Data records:
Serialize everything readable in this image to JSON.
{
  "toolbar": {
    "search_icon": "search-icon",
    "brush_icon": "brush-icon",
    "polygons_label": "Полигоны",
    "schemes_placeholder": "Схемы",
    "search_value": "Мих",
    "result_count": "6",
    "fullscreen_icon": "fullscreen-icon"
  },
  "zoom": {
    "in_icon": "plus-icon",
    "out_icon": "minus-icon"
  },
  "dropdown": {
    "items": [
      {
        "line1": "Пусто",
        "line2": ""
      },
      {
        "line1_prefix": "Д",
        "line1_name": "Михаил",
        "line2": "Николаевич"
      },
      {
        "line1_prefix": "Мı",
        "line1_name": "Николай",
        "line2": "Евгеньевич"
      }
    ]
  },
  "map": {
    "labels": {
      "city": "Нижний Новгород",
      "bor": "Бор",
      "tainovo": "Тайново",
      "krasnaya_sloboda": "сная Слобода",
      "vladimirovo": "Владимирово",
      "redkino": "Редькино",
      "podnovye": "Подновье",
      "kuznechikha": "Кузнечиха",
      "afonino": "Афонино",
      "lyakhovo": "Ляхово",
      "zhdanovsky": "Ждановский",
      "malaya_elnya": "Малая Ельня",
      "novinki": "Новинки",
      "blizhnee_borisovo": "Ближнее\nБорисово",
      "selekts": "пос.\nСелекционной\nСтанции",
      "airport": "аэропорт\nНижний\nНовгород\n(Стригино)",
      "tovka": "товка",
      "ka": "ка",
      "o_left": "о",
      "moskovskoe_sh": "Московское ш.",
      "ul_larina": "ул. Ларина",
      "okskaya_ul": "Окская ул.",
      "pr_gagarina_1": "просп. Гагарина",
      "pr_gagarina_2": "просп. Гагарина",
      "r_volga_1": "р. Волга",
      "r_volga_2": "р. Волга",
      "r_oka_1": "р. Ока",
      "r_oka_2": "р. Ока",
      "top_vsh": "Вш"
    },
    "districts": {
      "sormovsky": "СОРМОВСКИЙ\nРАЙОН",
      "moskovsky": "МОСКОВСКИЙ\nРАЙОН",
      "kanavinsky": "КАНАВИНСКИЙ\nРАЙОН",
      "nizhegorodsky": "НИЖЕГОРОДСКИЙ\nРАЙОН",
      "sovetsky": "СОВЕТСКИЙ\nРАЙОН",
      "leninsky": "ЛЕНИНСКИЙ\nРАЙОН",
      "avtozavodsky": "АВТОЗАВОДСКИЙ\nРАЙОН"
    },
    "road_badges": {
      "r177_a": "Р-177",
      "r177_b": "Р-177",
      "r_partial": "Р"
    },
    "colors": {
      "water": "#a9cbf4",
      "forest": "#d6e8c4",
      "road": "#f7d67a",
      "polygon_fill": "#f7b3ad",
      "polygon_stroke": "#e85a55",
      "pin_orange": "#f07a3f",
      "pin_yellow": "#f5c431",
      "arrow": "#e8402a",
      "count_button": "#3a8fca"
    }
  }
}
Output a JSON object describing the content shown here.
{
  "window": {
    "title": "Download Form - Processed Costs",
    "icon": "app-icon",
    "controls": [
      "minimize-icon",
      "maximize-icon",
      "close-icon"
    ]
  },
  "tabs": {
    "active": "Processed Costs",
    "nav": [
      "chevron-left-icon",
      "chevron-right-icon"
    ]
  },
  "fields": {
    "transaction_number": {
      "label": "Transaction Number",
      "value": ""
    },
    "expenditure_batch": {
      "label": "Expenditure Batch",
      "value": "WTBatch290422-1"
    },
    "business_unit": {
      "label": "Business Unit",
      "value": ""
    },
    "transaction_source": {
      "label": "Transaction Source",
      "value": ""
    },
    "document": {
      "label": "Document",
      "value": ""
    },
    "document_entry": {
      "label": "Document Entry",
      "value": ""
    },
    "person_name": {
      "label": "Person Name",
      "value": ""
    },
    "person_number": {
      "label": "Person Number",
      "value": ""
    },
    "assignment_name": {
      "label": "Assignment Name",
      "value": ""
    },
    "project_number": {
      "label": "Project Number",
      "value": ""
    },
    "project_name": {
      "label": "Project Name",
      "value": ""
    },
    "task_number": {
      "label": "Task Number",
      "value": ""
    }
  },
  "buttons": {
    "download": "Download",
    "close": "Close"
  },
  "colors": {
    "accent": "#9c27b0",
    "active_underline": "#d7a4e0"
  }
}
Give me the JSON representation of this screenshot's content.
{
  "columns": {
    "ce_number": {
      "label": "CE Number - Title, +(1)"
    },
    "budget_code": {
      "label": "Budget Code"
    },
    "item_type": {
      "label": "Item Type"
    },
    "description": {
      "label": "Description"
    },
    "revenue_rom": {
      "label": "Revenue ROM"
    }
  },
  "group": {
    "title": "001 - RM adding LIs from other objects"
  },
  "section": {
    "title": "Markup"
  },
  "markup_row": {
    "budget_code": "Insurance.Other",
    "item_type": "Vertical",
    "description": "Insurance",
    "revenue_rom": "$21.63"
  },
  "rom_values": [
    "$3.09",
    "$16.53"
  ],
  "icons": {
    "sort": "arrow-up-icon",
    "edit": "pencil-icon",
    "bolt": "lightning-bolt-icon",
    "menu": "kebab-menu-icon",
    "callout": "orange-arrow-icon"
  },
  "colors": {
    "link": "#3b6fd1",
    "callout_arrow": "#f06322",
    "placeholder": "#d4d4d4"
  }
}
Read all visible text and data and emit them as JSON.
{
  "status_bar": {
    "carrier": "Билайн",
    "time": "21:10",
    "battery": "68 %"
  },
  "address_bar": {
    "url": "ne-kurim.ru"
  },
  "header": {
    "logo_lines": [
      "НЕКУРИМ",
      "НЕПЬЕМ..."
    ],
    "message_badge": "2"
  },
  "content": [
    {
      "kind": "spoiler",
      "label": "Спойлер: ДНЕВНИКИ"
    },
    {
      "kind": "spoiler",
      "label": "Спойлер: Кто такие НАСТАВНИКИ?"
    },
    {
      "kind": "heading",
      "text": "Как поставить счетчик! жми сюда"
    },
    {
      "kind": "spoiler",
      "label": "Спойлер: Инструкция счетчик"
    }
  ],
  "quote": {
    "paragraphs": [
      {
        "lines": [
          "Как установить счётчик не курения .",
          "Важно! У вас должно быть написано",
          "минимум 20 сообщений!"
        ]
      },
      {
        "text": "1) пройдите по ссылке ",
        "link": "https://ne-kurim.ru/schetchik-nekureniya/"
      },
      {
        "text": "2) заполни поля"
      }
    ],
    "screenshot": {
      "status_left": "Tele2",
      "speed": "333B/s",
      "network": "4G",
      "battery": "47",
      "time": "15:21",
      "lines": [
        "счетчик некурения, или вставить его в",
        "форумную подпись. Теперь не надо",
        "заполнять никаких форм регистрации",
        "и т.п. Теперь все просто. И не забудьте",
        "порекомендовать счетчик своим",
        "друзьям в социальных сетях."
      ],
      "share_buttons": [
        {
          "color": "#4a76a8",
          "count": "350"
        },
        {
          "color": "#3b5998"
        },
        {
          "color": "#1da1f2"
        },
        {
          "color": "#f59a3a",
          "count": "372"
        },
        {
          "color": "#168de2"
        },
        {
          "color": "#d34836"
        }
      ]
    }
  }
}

Request ▸ What is the number of lines in the records that contain "Теперь"? Give that number only.

Full output ▸ 2